-------- PROVIDED RECORDS --------

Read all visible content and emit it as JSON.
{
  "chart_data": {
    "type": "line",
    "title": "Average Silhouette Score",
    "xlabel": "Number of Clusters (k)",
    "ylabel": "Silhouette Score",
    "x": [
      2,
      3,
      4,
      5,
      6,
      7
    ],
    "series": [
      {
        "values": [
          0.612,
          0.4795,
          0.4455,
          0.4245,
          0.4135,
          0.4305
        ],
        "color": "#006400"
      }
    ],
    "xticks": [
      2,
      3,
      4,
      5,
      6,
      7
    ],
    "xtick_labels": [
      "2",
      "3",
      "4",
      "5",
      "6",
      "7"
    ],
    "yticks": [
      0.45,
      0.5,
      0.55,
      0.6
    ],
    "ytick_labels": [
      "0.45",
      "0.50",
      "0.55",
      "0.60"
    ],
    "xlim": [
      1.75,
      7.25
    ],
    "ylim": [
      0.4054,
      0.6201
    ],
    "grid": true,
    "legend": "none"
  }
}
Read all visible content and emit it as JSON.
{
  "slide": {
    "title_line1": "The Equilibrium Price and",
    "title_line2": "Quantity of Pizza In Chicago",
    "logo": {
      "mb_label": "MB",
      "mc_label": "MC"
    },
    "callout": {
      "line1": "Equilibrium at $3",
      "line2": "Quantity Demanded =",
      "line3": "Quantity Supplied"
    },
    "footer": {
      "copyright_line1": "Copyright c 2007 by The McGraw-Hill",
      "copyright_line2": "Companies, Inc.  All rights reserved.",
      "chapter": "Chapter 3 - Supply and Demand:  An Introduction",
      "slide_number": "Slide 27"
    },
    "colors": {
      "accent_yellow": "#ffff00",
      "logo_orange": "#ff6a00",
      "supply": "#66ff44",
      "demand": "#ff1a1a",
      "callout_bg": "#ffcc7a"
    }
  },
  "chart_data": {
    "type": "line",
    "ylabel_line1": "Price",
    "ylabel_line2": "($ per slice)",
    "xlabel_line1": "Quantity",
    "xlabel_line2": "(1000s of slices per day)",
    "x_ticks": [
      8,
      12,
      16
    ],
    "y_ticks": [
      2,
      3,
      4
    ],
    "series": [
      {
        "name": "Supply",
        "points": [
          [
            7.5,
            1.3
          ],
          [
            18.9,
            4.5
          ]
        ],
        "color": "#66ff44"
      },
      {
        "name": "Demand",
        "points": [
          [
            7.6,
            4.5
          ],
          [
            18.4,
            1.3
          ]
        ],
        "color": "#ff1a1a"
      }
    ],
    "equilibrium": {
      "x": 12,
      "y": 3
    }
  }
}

--------

> GIVEN REQUEST: Return all of the entries exactly as written.

> EXERCISE SOLUTION:
Read all visible content and emit it as JSON.
{
  "chart_data": {
    "type": "line",
    "title": "Average Silhouette Score",
    "xlabel": "Number of Clusters (k)",
    "ylabel": "Silhouette Score",
    "x": [
      2,
      3,
      4,
      5,
      6,
      7
    ],
    "series": [
      {
        "values": [
          0.612,
          0.4795,
          0.4455,
          0.4245,
          0.4135,
          0.4305
        ],
        "color": "#006400"
      }
    ],
    "xticks": [
      2,
      3,
      4,
      5,
      6,
      7
    ],
    "xtick_labels": [
      "2",
      "3",
      "4",
      "5",
      "6",
      "7"
    ],
    "yticks": [
      0.45,
      0.5,
      0.55,
      0.6
    ],
    "ytick_labels": [
      "0.45",
      "0.50",
      "0.55",
      "0.60"
    ],
    "xlim": [
      1.75,
      7.25
    ],
    "ylim": [
      0.4054,
      0.6201
    ],
    "grid": true,
    "legend": "none"
  }
}
Read all visible content and emit it as JSON.
{
  "slide": {
    "title_line1": "The Equilibrium Price and",
    "title_line2": "Quantity of Pizza In Chicago",
    "logo": {
      "mb_label": "MB",
      "mc_label": "MC"
    },
    "callout": {
      "line1": "Equilibrium at $3",
      "line2": "Quantity Demanded =",
      "line3": "Quantity Supplied"
    },
    "footer": {
      "copyright_line1": "Copyright c 2007 by The McGraw-Hill",
      "copyright_line2": "Companies, Inc.  All rights reserved.",
      "chapter": "Chapter 3 - Supply and Demand:  An Introduction",
      "slide_number": "Slide 27"
    },
    "colors": {
      "accent_yellow": "#ffff00",
      "logo_orange": "#ff6a00",
      "supply": "#66ff44",
      "demand": "#ff1a1a",
      "callout_bg": "#ffcc7a"
    }
  },
  "chart_data": {
    "type": "line",
    "ylabel_line1": "Price",
    "ylabel_line2": "($ per slice)",
    "xlabel_line1": "Quantity",
    "xlabel_line2": "(1000s of slices per day)",
    "x_ticks": [
      8,
      12,
      16
    ],
    "y_ticks": [
      2,
      3,
      4
    ],
    "series": [
      {
        "name": "Supply",
        "points": [
          [
            7.5,
            1.3
          ],
          [
            18.9,
            4.5
          ]
        ],
        "color": "#66ff44"
      },
      {
        "name": "Demand",
        "points": [
          [
            7.6,
            4.5
          ],
          [
            18.4,
            1.3
          ]
        ],
        "color": "#ff1a1a"
      }
    ],
    "equilibrium": {
      "x": 12,
      "y": 3
    }
  }
}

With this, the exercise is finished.